Rename "taskbar" to "dock" in the records from the start through the line containing "uac-shield-icon — [282, 270, 296, 284]". Give those lines again with nothing else changed.

Element and region data:
** begin **

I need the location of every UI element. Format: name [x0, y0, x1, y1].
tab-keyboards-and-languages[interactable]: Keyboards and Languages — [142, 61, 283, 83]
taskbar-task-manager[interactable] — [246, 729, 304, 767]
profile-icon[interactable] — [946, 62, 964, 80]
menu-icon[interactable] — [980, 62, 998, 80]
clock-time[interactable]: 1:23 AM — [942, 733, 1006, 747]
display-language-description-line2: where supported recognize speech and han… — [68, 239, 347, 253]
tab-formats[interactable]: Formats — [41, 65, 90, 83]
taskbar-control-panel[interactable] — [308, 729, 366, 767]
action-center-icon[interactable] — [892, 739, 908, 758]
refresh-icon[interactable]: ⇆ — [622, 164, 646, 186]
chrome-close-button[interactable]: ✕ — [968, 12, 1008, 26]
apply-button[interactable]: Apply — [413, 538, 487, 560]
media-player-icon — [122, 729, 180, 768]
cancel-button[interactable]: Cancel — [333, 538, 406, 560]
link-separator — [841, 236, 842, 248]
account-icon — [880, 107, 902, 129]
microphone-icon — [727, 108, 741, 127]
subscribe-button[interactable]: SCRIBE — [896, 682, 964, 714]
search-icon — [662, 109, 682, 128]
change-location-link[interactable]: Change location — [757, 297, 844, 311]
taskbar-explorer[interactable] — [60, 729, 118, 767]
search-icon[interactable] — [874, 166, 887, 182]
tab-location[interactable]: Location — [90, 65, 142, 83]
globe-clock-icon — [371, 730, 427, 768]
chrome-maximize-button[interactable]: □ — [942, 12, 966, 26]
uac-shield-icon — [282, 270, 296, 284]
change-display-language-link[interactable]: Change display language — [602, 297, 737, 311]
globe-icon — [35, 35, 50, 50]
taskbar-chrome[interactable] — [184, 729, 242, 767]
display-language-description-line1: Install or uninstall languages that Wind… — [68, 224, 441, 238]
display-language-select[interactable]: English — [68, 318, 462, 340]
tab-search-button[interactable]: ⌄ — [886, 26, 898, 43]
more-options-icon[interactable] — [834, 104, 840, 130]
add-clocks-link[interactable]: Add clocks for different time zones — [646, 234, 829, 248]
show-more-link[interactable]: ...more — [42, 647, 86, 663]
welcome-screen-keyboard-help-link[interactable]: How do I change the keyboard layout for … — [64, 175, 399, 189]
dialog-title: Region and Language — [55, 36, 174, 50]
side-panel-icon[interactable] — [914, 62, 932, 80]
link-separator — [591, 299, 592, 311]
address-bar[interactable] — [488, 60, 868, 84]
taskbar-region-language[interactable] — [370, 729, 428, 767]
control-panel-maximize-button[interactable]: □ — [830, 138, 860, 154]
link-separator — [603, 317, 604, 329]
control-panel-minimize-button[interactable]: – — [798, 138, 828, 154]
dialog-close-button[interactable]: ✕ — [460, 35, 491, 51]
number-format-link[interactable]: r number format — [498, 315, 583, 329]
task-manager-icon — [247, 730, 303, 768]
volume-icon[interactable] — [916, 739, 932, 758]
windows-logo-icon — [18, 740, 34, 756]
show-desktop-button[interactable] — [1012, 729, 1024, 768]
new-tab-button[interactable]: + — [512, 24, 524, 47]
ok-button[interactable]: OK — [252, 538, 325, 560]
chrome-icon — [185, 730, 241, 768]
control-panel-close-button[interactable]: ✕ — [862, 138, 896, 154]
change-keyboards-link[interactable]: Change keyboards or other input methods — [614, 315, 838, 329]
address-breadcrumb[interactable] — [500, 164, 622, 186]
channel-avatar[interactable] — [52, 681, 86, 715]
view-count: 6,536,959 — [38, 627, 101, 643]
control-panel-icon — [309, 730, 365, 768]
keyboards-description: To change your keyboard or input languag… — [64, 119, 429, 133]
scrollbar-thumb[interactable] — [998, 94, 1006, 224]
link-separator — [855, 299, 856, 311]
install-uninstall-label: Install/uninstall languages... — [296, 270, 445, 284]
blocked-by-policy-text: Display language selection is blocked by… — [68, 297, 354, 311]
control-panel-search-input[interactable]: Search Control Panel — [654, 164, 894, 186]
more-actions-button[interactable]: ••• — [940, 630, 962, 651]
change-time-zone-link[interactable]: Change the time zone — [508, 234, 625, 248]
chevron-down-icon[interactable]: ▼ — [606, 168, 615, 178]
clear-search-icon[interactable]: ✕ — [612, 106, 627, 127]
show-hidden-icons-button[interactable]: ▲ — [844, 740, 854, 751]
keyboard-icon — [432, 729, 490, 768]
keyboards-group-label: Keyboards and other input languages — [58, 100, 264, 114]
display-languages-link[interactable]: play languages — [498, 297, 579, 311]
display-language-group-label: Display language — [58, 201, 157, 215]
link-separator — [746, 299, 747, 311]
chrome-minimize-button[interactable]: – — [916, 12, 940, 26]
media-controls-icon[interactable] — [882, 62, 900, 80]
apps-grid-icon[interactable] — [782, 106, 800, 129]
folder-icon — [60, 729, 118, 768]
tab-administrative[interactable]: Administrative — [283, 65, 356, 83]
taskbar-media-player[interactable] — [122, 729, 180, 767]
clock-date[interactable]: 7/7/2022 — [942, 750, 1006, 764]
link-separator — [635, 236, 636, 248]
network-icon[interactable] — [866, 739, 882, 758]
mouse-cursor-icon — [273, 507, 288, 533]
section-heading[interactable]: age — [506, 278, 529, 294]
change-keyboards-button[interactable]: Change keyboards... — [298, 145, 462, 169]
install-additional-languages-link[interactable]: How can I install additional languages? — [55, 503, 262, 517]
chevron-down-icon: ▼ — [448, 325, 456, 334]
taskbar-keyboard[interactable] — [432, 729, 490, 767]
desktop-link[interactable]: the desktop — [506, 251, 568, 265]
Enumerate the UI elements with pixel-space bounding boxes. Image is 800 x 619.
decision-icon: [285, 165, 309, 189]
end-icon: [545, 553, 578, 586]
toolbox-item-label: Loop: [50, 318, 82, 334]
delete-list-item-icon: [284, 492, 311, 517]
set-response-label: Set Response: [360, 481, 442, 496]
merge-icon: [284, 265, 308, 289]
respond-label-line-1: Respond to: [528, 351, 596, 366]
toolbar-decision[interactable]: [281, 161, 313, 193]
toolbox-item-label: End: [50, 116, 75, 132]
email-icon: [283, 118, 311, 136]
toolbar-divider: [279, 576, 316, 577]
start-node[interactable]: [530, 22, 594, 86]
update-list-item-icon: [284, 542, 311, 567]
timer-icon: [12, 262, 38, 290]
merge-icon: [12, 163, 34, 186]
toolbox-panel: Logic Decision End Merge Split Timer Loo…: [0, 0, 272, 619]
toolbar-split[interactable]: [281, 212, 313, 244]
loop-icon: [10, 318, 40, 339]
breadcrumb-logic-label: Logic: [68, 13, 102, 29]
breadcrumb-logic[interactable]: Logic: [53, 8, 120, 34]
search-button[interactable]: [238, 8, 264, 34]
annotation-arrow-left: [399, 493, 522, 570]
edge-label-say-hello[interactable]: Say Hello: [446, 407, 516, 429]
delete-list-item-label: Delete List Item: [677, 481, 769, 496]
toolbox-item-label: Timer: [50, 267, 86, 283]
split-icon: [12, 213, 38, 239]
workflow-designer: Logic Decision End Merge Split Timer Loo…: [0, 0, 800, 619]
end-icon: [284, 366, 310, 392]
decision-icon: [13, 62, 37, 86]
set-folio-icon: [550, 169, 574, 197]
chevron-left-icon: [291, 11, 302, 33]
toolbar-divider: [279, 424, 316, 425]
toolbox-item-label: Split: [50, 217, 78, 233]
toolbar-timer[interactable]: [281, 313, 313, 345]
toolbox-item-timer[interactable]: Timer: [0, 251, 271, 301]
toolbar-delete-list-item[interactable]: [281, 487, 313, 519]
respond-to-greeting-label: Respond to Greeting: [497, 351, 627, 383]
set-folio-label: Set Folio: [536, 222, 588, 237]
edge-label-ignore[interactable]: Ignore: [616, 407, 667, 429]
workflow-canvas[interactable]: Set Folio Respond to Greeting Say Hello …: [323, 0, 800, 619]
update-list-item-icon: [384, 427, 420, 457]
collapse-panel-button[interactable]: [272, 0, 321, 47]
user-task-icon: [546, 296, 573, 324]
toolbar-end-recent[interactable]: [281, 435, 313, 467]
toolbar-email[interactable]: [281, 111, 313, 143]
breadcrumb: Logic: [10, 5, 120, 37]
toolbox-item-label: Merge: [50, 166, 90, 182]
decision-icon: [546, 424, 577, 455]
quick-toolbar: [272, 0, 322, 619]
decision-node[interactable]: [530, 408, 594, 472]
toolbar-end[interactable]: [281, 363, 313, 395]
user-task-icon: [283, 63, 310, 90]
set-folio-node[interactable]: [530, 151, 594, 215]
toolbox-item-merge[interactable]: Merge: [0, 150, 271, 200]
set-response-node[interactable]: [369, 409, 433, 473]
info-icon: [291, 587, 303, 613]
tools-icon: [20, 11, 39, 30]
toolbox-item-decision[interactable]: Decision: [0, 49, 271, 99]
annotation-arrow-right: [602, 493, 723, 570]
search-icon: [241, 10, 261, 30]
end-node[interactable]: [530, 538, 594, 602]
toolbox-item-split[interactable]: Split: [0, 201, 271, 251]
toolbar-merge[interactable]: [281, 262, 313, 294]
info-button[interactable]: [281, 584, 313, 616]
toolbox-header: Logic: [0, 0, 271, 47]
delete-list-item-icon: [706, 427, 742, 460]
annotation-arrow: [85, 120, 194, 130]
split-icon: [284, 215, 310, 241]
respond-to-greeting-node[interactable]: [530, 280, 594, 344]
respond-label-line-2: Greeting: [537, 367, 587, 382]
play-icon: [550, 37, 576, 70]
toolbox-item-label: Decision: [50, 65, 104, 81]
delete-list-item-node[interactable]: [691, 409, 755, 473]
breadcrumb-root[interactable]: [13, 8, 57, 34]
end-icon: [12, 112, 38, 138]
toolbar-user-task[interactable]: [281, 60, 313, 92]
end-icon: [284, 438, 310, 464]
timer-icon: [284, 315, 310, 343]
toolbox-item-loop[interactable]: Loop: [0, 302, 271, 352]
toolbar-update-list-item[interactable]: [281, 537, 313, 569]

** end **

SOLUTION BELOW:
I need the location of every UI element. Format: name [x0, y0, x1, y1].
tab-keyboards-and-languages[interactable]: Keyboards and Languages — [142, 61, 283, 83]
dock-task-manager[interactable] — [246, 729, 304, 767]
profile-icon[interactable] — [946, 62, 964, 80]
menu-icon[interactable] — [980, 62, 998, 80]
clock-time[interactable]: 1:23 AM — [942, 733, 1006, 747]
display-language-description-line2: where supported recognize speech and han… — [68, 239, 347, 253]
tab-formats[interactable]: Formats — [41, 65, 90, 83]
dock-control-panel[interactable] — [308, 729, 366, 767]
action-center-icon[interactable] — [892, 739, 908, 758]
refresh-icon[interactable]: ⇆ — [622, 164, 646, 186]
chrome-close-button[interactable]: ✕ — [968, 12, 1008, 26]
apply-button[interactable]: Apply — [413, 538, 487, 560]
media-player-icon — [122, 729, 180, 768]
cancel-button[interactable]: Cancel — [333, 538, 406, 560]
link-separator — [841, 236, 842, 248]
account-icon — [880, 107, 902, 129]
microphone-icon — [727, 108, 741, 127]
subscribe-button[interactable]: SCRIBE — [896, 682, 964, 714]
search-icon — [662, 109, 682, 128]
change-location-link[interactable]: Change location — [757, 297, 844, 311]
dock-explorer[interactable] — [60, 729, 118, 767]
search-icon[interactable] — [874, 166, 887, 182]
tab-location[interactable]: Location — [90, 65, 142, 83]
globe-clock-icon — [371, 730, 427, 768]
chrome-maximize-button[interactable]: □ — [942, 12, 966, 26]
uac-shield-icon — [282, 270, 296, 284]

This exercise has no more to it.